───── INPUT MATERIAL ─────

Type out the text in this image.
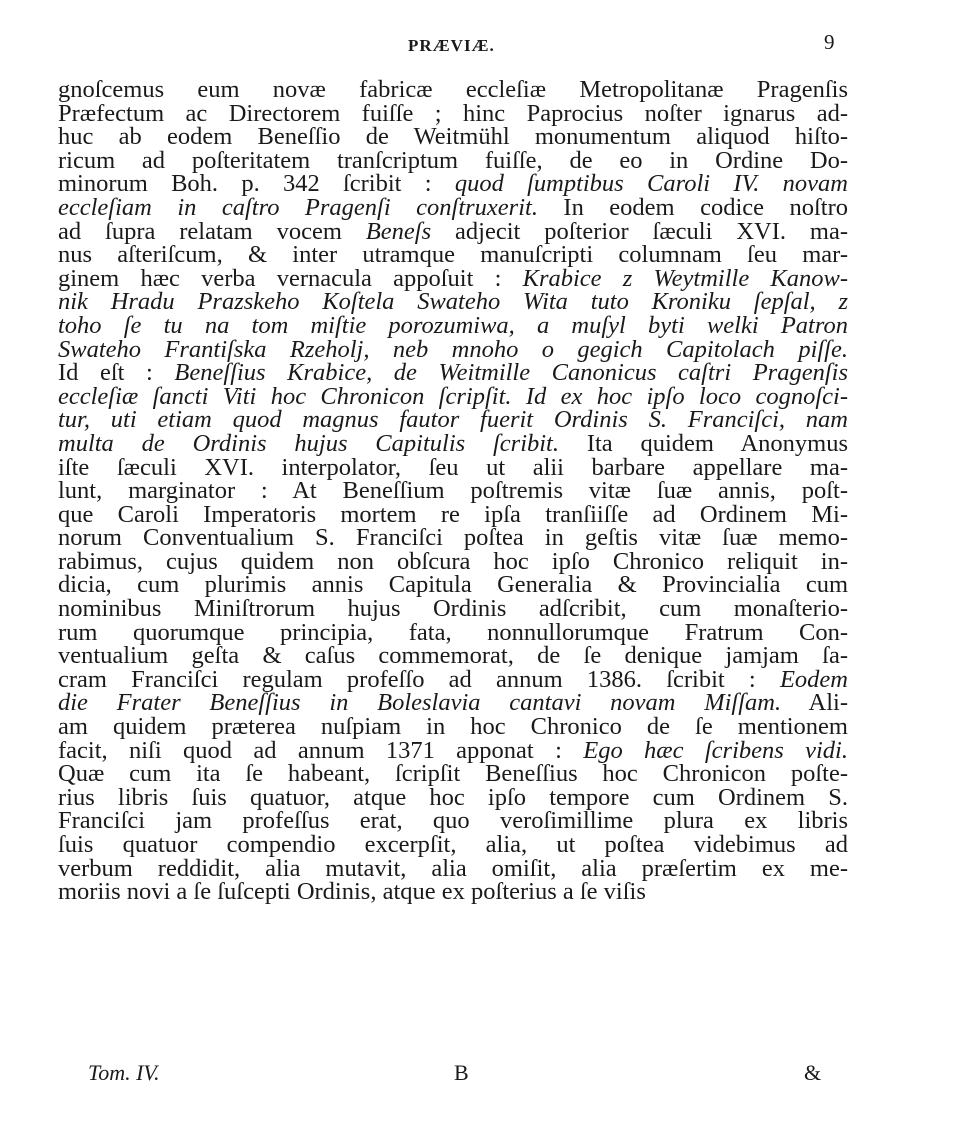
PRÆVIÆ.	9
gnoſcemus eum novæ fabricæ eccleſiæ Metropolitanæ Pragenſis
Præfectum ac Directorem fuiſſe ; hinc Paprocius noſter ignarus ad-
huc ab eodem Beneſſio de Weitmühl monumentum aliquod hiſto-
ricum ad poſteritatem tranſcriptum fuiſſe, de eo in Ordine Do-
minorum Boh. p. 342 ſcribit : quod ſumptibus Caroli IV. novam
eccleſiam in caſtro Pragenſi conſtruxerit. In eodem codice noſtro
ad ſupra relatam vocem Beneſs adjecit poſterior ſæculi XVI. ma-
nus aſteriſcum, & inter utramque manuſcripti columnam ſeu mar-
ginem hæc verba vernacula appoſuit : Krabice z Weytmille Kanow-
nik Hradu Prazskeho Koſtela Swateho Wita tuto Kroniku ſepſal, z
toho ſe tu na tom miſtie porozumiwa, a muſyl byti welki Patron
Swateho Frantiſska Rzeholj, neb mnoho o gegich Capitolach piſſe.
Id eſt : Beneſſius Krabice, de Weitmille Canonicus caſtri Pragenſis
eccleſiæ ſancti Viti hoc Chronicon ſcripſit. Id ex hoc ipſo loco cognoſci-
tur, uti etiam quod magnus fautor fuerit Ordinis S. Franciſci, nam
multa de Ordinis hujus Capitulis ſcribit. Ita quidem Anonymus
iſte ſæculi XVI. interpolator, ſeu ut alii barbare appellare ma-
lunt, marginator : At Beneſſium poſtremis vitæ ſuæ annis, poſt-
que Caroli Imperatoris mortem re ipſa tranſiiſſe ad Ordinem Mi-
norum Conventualium S. Franciſci poſtea in geſtis vitæ ſuæ memo-
rabimus, cujus quidem non obſcura hoc ipſo Chronico reliquit in-
dicia, cum plurimis annis Capitula Generalia & Provincialia cum
nominibus Miniſtrorum hujus Ordinis adſcribit, cum monaſterio-
rum quorumque principia, fata, nonnullorumque Fratrum Con-
ventualium geſta & caſus commemorat, de ſe denique jamjam ſa-
cram Franciſci regulam profeſſo ad annum 1386. ſcribit : Eodem
die Frater Beneſſius in Boleslavia cantavi novam Miſſam. Ali-
am quidem præterea nuſpiam in hoc Chronico de ſe mentionem
facit, niſi quod ad annum 1371 apponat : Ego hæc ſcribens vidi.
Quæ cum ita ſe habeant, ſcripſit Beneſſius hoc Chronicon poſte-
rius libris ſuis quatuor, atque hoc ipſo tempore cum Ordinem S.
Franciſci jam profeſſus erat, quo veroſimillime plura ex libris
ſuis quatuor compendio excerpſit, alia, ut poſtea videbimus ad
verbum reddidit, alia mutavit, alia omiſit, alia præſertim ex me-
moriis novi a ſe ſuſcepti Ordinis, atque ex poſterius a ſe viſis
Tom. IV.	B	&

─────

TASK DESCRIPTION
Transcribe the full listing above exactly, with the images removed.

RESULT OF THIS EXERCISE
Type out the text in this image.
PRÆVIÆ.	9
gnoſcemus eum novæ fabricæ eccleſiæ Metropolitanæ Pragenſis
Præfectum ac Directorem fuiſſe ; hinc Paprocius noſter ignarus ad-
huc ab eodem Beneſſio de Weitmühl monumentum aliquod hiſto-
ricum ad poſteritatem tranſcriptum fuiſſe, de eo in Ordine Do-
minorum Boh. p. 342 ſcribit : quod ſumptibus Caroli IV. novam
eccleſiam in caſtro Pragenſi conſtruxerit. In eodem codice noſtro
ad ſupra relatam vocem Beneſs adjecit poſterior ſæculi XVI. ma-
nus aſteriſcum, & inter utramque manuſcripti columnam ſeu mar-
ginem hæc verba vernacula appoſuit : Krabice z Weytmille Kanow-
nik Hradu Prazskeho Koſtela Swateho Wita tuto Kroniku ſepſal, z
toho ſe tu na tom miſtie porozumiwa, a muſyl byti welki Patron
Swateho Frantiſska Rzeholj, neb mnoho o gegich Capitolach piſſe.
Id eſt : Beneſſius Krabice, de Weitmille Canonicus caſtri Pragenſis
eccleſiæ ſancti Viti hoc Chronicon ſcripſit. Id ex hoc ipſo loco cognoſci-
tur, uti etiam quod magnus fautor fuerit Ordinis S. Franciſci, nam
multa de Ordinis hujus Capitulis ſcribit. Ita quidem Anonymus
iſte ſæculi XVI. interpolator, ſeu ut alii barbare appellare ma-
lunt, marginator : At Beneſſium poſtremis vitæ ſuæ annis, poſt-
que Caroli Imperatoris mortem re ipſa tranſiiſſe ad Ordinem Mi-
norum Conventualium S. Franciſci poſtea in geſtis vitæ ſuæ memo-
rabimus, cujus quidem non obſcura hoc ipſo Chronico reliquit in-
dicia, cum plurimis annis Capitula Generalia & Provincialia cum
nominibus Miniſtrorum hujus Ordinis adſcribit, cum monaſterio-
rum quorumque principia, fata, nonnullorumque Fratrum Con-
ventualium geſta & caſus commemorat, de ſe denique jamjam ſa-
cram Franciſci regulam profeſſo ad annum 1386. ſcribit : Eodem
die Frater Beneſſius in Boleslavia cantavi novam Miſſam. Ali-
am quidem præterea nuſpiam in hoc Chronico de ſe mentionem
facit, niſi quod ad annum 1371 apponat : Ego hæc ſcribens vidi.
Quæ cum ita ſe habeant, ſcripſit Beneſſius hoc Chronicon poſte-
rius libris ſuis quatuor, atque hoc ipſo tempore cum Ordinem S.
Franciſci jam profeſſus erat, quo veroſimillime plura ex libris
ſuis quatuor compendio excerpſit, alia, ut poſtea videbimus ad
verbum reddidit, alia mutavit, alia omiſit, alia præſertim ex me-
moriis novi a ſe ſuſcepti Ordinis, atque ex poſterius a ſe viſis
Tom. IV.	B	&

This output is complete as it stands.